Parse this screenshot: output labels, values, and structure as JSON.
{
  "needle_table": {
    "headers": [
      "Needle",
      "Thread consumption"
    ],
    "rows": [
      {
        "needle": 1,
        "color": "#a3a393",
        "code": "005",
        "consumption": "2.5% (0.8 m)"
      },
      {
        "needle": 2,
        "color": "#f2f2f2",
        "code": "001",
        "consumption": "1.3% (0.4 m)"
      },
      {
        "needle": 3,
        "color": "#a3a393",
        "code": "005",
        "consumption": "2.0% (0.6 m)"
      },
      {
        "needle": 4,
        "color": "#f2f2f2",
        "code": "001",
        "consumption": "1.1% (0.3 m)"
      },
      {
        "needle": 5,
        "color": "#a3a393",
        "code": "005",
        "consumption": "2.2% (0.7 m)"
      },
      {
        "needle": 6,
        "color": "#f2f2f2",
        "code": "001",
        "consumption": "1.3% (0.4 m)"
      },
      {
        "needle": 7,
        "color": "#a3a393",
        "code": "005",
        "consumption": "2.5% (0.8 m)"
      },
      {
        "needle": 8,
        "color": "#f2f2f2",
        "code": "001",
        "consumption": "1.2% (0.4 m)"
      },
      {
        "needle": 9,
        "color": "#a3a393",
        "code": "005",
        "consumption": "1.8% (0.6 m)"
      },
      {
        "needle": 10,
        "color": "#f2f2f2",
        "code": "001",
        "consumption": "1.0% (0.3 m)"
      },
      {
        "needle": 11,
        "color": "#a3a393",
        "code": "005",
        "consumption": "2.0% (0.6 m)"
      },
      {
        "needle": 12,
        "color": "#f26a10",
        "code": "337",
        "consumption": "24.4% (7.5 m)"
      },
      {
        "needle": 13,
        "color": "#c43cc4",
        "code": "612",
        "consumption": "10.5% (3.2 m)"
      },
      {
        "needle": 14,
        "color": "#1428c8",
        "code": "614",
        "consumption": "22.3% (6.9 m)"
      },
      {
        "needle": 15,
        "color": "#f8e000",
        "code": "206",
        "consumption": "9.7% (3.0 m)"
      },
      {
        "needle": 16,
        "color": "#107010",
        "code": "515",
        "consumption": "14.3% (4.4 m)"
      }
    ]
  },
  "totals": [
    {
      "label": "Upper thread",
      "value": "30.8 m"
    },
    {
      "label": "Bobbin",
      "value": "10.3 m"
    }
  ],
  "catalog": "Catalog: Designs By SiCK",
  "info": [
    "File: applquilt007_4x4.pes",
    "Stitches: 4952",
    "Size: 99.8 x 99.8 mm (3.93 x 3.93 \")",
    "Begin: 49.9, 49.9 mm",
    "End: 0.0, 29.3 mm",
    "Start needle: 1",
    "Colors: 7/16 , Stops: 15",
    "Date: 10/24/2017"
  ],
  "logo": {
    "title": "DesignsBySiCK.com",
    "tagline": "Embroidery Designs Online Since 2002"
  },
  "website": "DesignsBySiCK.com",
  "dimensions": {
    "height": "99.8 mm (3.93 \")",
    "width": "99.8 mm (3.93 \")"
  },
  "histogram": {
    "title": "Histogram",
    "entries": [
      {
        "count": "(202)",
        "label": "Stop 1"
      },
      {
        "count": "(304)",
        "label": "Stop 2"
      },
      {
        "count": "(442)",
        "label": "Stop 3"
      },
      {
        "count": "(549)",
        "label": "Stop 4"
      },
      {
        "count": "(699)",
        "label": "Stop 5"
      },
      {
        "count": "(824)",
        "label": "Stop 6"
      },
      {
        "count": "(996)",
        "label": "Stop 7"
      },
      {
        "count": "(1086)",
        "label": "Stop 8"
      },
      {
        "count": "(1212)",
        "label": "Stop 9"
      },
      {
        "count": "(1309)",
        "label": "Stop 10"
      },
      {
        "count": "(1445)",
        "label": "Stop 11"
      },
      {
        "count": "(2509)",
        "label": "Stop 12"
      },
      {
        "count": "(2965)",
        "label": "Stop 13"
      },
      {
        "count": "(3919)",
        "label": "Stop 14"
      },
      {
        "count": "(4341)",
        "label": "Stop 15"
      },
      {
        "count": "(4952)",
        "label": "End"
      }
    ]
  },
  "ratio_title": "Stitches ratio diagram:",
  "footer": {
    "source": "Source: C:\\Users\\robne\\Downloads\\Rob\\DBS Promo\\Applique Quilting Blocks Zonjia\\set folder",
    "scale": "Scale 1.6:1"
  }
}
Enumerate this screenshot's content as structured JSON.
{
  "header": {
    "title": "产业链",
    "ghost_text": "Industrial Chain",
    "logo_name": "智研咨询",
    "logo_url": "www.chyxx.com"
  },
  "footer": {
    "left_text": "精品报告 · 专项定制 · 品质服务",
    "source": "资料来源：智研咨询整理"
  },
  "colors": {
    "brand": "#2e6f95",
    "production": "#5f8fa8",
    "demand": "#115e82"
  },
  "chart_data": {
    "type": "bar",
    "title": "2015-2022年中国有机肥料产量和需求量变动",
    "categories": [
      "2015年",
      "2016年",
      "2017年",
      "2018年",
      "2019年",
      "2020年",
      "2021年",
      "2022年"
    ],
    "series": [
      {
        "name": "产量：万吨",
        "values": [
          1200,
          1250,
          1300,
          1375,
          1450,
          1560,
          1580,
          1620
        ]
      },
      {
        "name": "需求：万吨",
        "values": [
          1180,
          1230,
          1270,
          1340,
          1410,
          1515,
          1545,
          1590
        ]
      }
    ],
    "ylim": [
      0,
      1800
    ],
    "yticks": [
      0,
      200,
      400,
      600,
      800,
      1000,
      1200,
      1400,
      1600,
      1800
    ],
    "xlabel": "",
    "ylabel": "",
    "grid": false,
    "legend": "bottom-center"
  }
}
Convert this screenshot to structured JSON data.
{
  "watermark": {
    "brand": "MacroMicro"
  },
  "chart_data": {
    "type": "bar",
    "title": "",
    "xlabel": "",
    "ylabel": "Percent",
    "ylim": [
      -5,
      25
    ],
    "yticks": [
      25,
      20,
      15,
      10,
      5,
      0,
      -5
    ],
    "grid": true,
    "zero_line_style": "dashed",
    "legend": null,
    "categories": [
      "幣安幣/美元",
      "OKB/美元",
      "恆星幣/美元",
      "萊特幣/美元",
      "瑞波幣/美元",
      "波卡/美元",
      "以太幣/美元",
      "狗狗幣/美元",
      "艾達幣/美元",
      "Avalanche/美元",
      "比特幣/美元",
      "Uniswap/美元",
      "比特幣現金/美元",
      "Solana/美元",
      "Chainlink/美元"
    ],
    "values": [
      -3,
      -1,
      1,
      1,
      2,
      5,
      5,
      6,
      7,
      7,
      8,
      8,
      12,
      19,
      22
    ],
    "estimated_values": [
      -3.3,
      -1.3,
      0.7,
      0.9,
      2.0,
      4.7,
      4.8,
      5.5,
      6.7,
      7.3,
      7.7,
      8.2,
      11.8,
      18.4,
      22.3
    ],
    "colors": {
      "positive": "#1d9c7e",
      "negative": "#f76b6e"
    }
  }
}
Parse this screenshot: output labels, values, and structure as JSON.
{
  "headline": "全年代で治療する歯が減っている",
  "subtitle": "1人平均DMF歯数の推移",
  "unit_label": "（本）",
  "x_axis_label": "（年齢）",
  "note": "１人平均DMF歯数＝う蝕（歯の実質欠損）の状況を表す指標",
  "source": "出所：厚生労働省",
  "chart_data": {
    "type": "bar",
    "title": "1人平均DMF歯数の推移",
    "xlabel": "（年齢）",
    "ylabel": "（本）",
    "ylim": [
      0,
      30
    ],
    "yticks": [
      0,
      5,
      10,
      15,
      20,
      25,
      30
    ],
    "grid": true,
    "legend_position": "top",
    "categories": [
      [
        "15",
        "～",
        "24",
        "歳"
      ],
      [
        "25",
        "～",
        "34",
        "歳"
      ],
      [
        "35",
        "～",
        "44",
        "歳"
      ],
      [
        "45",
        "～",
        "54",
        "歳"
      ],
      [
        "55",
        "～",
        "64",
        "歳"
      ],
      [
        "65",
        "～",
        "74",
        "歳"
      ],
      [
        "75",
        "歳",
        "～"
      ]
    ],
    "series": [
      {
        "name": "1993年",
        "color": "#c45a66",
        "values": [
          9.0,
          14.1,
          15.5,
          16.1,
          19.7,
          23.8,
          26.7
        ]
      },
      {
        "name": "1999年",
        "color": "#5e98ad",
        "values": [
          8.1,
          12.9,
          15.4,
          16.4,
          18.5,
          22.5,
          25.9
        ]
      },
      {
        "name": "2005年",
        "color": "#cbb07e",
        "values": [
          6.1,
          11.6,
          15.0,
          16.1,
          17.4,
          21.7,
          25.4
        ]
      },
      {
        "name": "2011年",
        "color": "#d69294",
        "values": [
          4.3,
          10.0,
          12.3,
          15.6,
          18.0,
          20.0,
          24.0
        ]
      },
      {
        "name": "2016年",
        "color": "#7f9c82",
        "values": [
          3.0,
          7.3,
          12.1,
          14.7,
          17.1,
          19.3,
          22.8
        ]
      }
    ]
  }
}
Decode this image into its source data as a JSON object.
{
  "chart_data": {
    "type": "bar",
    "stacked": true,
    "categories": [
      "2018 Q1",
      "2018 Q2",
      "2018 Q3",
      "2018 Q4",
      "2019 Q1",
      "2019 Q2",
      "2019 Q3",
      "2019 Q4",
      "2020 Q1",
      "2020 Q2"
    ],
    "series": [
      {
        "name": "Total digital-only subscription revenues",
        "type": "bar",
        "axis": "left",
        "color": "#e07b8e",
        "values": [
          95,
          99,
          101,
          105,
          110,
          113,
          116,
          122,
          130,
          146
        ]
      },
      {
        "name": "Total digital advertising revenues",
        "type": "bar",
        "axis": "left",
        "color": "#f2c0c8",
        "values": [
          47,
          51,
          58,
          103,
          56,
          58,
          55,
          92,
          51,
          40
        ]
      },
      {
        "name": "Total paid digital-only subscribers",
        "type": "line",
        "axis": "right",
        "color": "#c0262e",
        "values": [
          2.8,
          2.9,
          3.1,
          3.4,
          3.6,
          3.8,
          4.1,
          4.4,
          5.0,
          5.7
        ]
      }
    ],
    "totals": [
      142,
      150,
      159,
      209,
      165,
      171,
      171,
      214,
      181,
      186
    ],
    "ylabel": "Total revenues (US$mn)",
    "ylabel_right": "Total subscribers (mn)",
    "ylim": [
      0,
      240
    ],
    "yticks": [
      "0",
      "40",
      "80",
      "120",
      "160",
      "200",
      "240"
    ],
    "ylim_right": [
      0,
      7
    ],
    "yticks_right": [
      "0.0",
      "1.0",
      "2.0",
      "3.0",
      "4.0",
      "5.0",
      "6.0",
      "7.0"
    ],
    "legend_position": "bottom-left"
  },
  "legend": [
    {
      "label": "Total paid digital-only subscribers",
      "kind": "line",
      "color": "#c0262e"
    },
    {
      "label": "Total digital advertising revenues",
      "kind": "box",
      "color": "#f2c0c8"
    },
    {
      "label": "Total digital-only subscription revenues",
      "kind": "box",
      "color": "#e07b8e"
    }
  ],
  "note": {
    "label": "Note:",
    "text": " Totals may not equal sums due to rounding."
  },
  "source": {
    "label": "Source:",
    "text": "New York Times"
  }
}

==========

| Stated goal |
Search the records for the string "screenshot" and return every line in which it occurs.

| The reply |
Parse this screenshot: output labels, values, and structure as JSON.
Enumerate this screenshot's content as structured JSON.
Convert this screenshot to structured JSON data.
Parse this screenshot: output labels, values, and structure as JSON.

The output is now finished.